Items listed in a dataset
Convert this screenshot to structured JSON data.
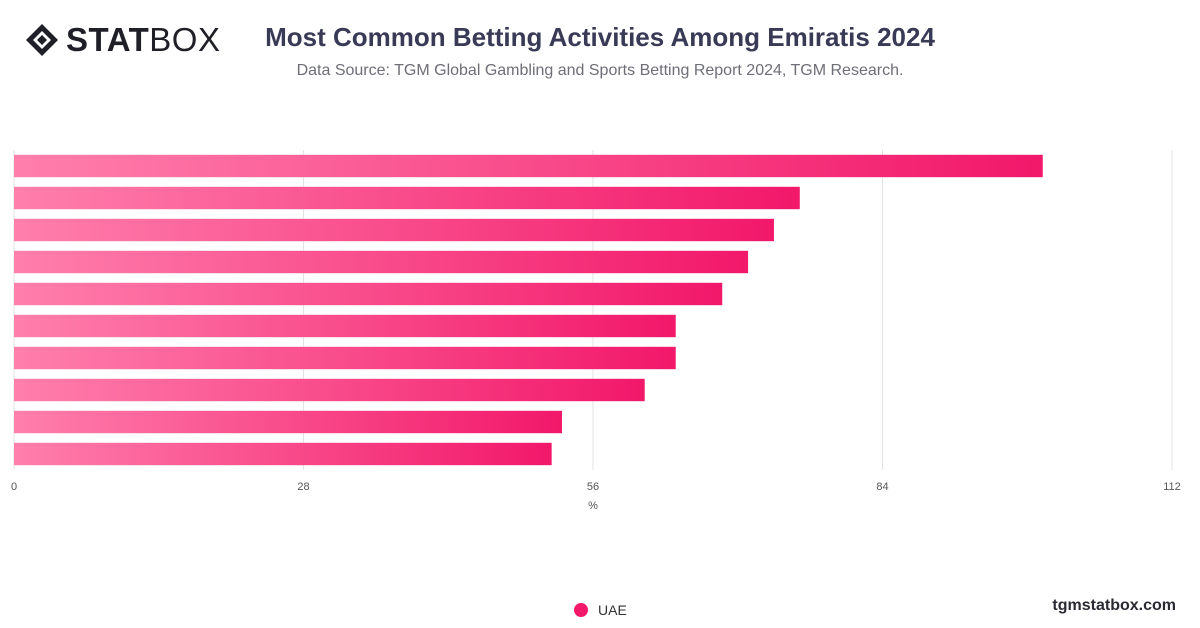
{
  "brand": {
    "logo_bold": "STAT",
    "logo_light": "BOX"
  },
  "header": {
    "title": "Most Common Betting Activities Among Emiratis 2024",
    "subtitle": "Data Source: TGM Global Gambling and Sports Betting Report 2024, TGM Research."
  },
  "footer": {
    "site": "tgmstatbox.com"
  },
  "colors": {
    "bar_start": "#ff7fac",
    "bar_end": "#f2186a",
    "grid": "#e3e3e3",
    "axis_text": "#555555"
  },
  "chart_data": {
    "type": "bar",
    "orientation": "horizontal",
    "categories": [
      "",
      "",
      "",
      "",
      "",
      "",
      "",
      "",
      "",
      ""
    ],
    "series": [
      {
        "name": "UAE",
        "values": [
          99.5,
          76,
          73.5,
          71,
          68.5,
          64,
          64,
          61,
          53,
          52
        ]
      }
    ],
    "xlabel": "%",
    "ylabel": "",
    "xlim": [
      0,
      112
    ],
    "xticks": [
      0,
      28,
      56,
      84,
      112
    ],
    "grid": true,
    "legend": "bottom-center"
  }
}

### Stated task
Would you mind returning each entry above word for word, skipping the images?

### Worked solution
Convert this screenshot to structured JSON data.
{
  "brand": {
    "logo_bold": "STAT",
    "logo_light": "BOX"
  },
  "header": {
    "title": "Most Common Betting Activities Among Emiratis 2024",
    "subtitle": "Data Source: TGM Global Gambling and Sports Betting Report 2024, TGM Research."
  },
  "footer": {
    "site": "tgmstatbox.com"
  },
  "colors": {
    "bar_start": "#ff7fac",
    "bar_end": "#f2186a",
    "grid": "#e3e3e3",
    "axis_text": "#555555"
  },
  "chart_data": {
    "type": "bar",
    "orientation": "horizontal",
    "categories": [
      "",
      "",
      "",
      "",
      "",
      "",
      "",
      "",
      "",
      ""
    ],
    "series": [
      {
        "name": "UAE",
        "values": [
          99.5,
          76,
          73.5,
          71,
          68.5,
          64,
          64,
          61,
          53,
          52
        ]
      }
    ],
    "xlabel": "%",
    "ylabel": "",
    "xlim": [
      0,
      112
    ],
    "xticks": [
      0,
      28,
      56,
      84,
      112
    ],
    "grid": true,
    "legend": "bottom-center"
  }
}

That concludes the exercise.